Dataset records
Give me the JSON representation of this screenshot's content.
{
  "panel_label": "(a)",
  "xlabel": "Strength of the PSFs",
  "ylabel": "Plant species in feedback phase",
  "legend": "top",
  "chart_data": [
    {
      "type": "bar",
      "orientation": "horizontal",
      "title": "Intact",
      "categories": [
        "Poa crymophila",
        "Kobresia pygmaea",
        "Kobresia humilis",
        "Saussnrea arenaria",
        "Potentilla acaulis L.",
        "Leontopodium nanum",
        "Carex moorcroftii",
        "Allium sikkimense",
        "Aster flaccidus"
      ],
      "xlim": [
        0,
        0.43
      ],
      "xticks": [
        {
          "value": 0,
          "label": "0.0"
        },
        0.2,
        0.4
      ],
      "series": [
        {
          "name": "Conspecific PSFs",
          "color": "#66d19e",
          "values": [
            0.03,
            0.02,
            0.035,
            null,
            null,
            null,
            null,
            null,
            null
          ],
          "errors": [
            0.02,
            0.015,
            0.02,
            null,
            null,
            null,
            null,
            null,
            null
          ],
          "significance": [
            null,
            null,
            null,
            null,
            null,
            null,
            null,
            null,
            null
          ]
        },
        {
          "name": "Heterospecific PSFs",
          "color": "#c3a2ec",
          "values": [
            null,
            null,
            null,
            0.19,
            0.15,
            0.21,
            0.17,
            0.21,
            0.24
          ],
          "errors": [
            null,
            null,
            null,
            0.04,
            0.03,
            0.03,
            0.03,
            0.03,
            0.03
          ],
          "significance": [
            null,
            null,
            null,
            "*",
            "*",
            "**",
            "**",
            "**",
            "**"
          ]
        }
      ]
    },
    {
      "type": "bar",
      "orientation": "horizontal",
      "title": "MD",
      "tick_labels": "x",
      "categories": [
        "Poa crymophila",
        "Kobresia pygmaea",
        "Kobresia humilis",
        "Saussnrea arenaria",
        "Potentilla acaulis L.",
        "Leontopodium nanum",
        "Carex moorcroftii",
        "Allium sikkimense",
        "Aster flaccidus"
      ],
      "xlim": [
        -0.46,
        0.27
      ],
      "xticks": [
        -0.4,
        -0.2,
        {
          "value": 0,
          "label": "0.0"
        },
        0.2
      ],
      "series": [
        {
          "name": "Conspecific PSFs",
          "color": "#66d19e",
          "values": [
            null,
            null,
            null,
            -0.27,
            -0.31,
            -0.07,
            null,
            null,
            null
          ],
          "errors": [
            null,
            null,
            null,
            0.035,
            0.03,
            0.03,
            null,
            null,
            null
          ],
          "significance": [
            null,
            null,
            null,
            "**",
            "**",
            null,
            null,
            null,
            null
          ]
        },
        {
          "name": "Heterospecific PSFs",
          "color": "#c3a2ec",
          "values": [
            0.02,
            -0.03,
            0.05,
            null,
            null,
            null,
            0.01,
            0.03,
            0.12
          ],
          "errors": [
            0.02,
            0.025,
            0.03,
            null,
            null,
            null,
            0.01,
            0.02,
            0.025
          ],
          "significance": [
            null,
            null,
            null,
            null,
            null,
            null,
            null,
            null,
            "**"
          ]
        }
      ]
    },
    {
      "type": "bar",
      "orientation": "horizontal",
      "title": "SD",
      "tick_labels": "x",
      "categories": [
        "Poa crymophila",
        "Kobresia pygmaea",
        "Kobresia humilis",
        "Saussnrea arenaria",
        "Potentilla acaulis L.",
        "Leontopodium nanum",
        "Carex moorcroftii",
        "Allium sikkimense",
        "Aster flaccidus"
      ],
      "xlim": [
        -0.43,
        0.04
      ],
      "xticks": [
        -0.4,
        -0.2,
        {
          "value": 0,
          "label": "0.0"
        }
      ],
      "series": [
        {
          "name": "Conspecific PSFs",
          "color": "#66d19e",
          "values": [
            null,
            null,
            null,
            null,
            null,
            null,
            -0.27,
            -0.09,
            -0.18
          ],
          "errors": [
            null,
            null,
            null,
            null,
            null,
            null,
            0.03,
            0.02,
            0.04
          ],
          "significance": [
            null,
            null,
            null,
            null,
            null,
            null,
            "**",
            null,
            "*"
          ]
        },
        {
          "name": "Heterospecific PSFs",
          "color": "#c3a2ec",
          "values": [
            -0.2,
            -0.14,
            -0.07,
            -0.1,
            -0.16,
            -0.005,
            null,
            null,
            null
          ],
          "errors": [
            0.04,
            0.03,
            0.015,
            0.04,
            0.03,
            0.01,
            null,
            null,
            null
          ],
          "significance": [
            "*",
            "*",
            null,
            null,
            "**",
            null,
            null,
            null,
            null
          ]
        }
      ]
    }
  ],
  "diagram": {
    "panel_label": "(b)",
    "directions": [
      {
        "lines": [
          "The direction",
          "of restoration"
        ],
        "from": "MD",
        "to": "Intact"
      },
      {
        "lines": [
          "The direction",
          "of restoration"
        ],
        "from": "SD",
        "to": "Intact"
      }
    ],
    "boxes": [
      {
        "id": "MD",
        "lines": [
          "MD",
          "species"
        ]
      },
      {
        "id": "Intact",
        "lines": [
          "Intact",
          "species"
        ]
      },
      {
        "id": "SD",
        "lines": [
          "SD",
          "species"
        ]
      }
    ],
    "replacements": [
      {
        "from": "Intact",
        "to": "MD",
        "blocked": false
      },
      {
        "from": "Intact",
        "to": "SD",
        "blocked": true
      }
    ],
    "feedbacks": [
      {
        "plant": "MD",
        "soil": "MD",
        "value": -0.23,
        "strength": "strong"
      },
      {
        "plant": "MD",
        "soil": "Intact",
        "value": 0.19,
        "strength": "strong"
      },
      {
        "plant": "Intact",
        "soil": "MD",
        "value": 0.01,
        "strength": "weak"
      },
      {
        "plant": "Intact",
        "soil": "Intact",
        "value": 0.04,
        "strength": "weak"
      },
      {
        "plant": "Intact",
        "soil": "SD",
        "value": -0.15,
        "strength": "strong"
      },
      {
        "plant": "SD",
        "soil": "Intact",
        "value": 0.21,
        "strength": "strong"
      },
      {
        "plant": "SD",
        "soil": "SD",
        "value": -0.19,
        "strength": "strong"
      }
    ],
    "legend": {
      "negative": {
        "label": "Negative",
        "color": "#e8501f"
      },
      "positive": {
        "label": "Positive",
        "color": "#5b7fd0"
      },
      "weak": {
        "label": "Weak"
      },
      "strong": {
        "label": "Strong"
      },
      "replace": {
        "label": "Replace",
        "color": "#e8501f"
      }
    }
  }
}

** What you need to do **
Retype every entry above, word for word.

** Answer **
Give me the JSON representation of this screenshot's content.
{
  "panel_label": "(a)",
  "xlabel": "Strength of the PSFs",
  "ylabel": "Plant species in feedback phase",
  "legend": "top",
  "chart_data": [
    {
      "type": "bar",
      "orientation": "horizontal",
      "title": "Intact",
      "categories": [
        "Poa crymophila",
        "Kobresia pygmaea",
        "Kobresia humilis",
        "Saussnrea arenaria",
        "Potentilla acaulis L.",
        "Leontopodium nanum",
        "Carex moorcroftii",
        "Allium sikkimense",
        "Aster flaccidus"
      ],
      "xlim": [
        0,
        0.43
      ],
      "xticks": [
        {
          "value": 0,
          "label": "0.0"
        },
        0.2,
        0.4
      ],
      "series": [
        {
          "name": "Conspecific PSFs",
          "color": "#66d19e",
          "values": [
            0.03,
            0.02,
            0.035,
            null,
            null,
            null,
            null,
            null,
            null
          ],
          "errors": [
            0.02,
            0.015,
            0.02,
            null,
            null,
            null,
            null,
            null,
            null
          ],
          "significance": [
            null,
            null,
            null,
            null,
            null,
            null,
            null,
            null,
            null
          ]
        },
        {
          "name": "Heterospecific PSFs",
          "color": "#c3a2ec",
          "values": [
            null,
            null,
            null,
            0.19,
            0.15,
            0.21,
            0.17,
            0.21,
            0.24
          ],
          "errors": [
            null,
            null,
            null,
            0.04,
            0.03,
            0.03,
            0.03,
            0.03,
            0.03
          ],
          "significance": [
            null,
            null,
            null,
            "*",
            "*",
            "**",
            "**",
            "**",
            "**"
          ]
        }
      ]
    },
    {
      "type": "bar",
      "orientation": "horizontal",
      "title": "MD",
      "tick_labels": "x",
      "categories": [
        "Poa crymophila",
        "Kobresia pygmaea",
        "Kobresia humilis",
        "Saussnrea arenaria",
        "Potentilla acaulis L.",
        "Leontopodium nanum",
        "Carex moorcroftii",
        "Allium sikkimense",
        "Aster flaccidus"
      ],
      "xlim": [
        -0.46,
        0.27
      ],
      "xticks": [
        -0.4,
        -0.2,
        {
          "value": 0,
          "label": "0.0"
        },
        0.2
      ],
      "series": [
        {
          "name": "Conspecific PSFs",
          "color": "#66d19e",
          "values": [
            null,
            null,
            null,
            -0.27,
            -0.31,
            -0.07,
            null,
            null,
            null
          ],
          "errors": [
            null,
            null,
            null,
            0.035,
            0.03,
            0.03,
            null,
            null,
            null
          ],
          "significance": [
            null,
            null,
            null,
            "**",
            "**",
            null,
            null,
            null,
            null
          ]
        },
        {
          "name": "Heterospecific PSFs",
          "color": "#c3a2ec",
          "values": [
            0.02,
            -0.03,
            0.05,
            null,
            null,
            null,
            0.01,
            0.03,
            0.12
          ],
          "errors": [
            0.02,
            0.025,
            0.03,
            null,
            null,
            null,
            0.01,
            0.02,
            0.025
          ],
          "significance": [
            null,
            null,
            null,
            null,
            null,
            null,
            null,
            null,
            "**"
          ]
        }
      ]
    },
    {
      "type": "bar",
      "orientation": "horizontal",
      "title": "SD",
      "tick_labels": "x",
      "categories": [
        "Poa crymophila",
        "Kobresia pygmaea",
        "Kobresia humilis",
        "Saussnrea arenaria",
        "Potentilla acaulis L.",
        "Leontopodium nanum",
        "Carex moorcroftii",
        "Allium sikkimense",
        "Aster flaccidus"
      ],
      "xlim": [
        -0.43,
        0.04
      ],
      "xticks": [
        -0.4,
        -0.2,
        {
          "value": 0,
          "label": "0.0"
        }
      ],
      "series": [
        {
          "name": "Conspecific PSFs",
          "color": "#66d19e",
          "values": [
            null,
            null,
            null,
            null,
            null,
            null,
            -0.27,
            -0.09,
            -0.18
          ],
          "errors": [
            null,
            null,
            null,
            null,
            null,
            null,
            0.03,
            0.02,
            0.04
          ],
          "significance": [
            null,
            null,
            null,
            null,
            null,
            null,
            "**",
            null,
            "*"
          ]
        },
        {
          "name": "Heterospecific PSFs",
          "color": "#c3a2ec",
          "values": [
            -0.2,
            -0.14,
            -0.07,
            -0.1,
            -0.16,
            -0.005,
            null,
            null,
            null
          ],
          "errors": [
            0.04,
            0.03,
            0.015,
            0.04,
            0.03,
            0.01,
            null,
            null,
            null
          ],
          "significance": [
            "*",
            "*",
            null,
            null,
            "**",
            null,
            null,
            null,
            null
          ]
        }
      ]
    }
  ],
  "diagram": {
    "panel_label": "(b)",
    "directions": [
      {
        "lines": [
          "The direction",
          "of restoration"
        ],
        "from": "MD",
        "to": "Intact"
      },
      {
        "lines": [
          "The direction",
          "of restoration"
        ],
        "from": "SD",
        "to": "Intact"
      }
    ],
    "boxes": [
      {
        "id": "MD",
        "lines": [
          "MD",
          "species"
        ]
      },
      {
        "id": "Intact",
        "lines": [
          "Intact",
          "species"
        ]
      },
      {
        "id": "SD",
        "lines": [
          "SD",
          "species"
        ]
      }
    ],
    "replacements": [
      {
        "from": "Intact",
        "to": "MD",
        "blocked": false
      },
      {
        "from": "Intact",
        "to": "SD",
        "blocked": true
      }
    ],
    "feedbacks": [
      {
        "plant": "MD",
        "soil": "MD",
        "value": -0.23,
        "strength": "strong"
      },
      {
        "plant": "MD",
        "soil": "Intact",
        "value": 0.19,
        "strength": "strong"
      },
      {
        "plant": "Intact",
        "soil": "MD",
        "value": 0.01,
        "strength": "weak"
      },
      {
        "plant": "Intact",
        "soil": "Intact",
        "value": 0.04,
        "strength": "weak"
      },
      {
        "plant": "Intact",
        "soil": "SD",
        "value": -0.15,
        "strength": "strong"
      },
      {
        "plant": "SD",
        "soil": "Intact",
        "value": 0.21,
        "strength": "strong"
      },
      {
        "plant": "SD",
        "soil": "SD",
        "value": -0.19,
        "strength": "strong"
      }
    ],
    "legend": {
      "negative": {
        "label": "Negative",
        "color": "#e8501f"
      },
      "positive": {
        "label": "Positive",
        "color": "#5b7fd0"
      },
      "weak": {
        "label": "Weak"
      },
      "strong": {
        "label": "Strong"
      },
      "replace": {
        "label": "Replace",
        "color": "#e8501f"
      }
    }
  }
}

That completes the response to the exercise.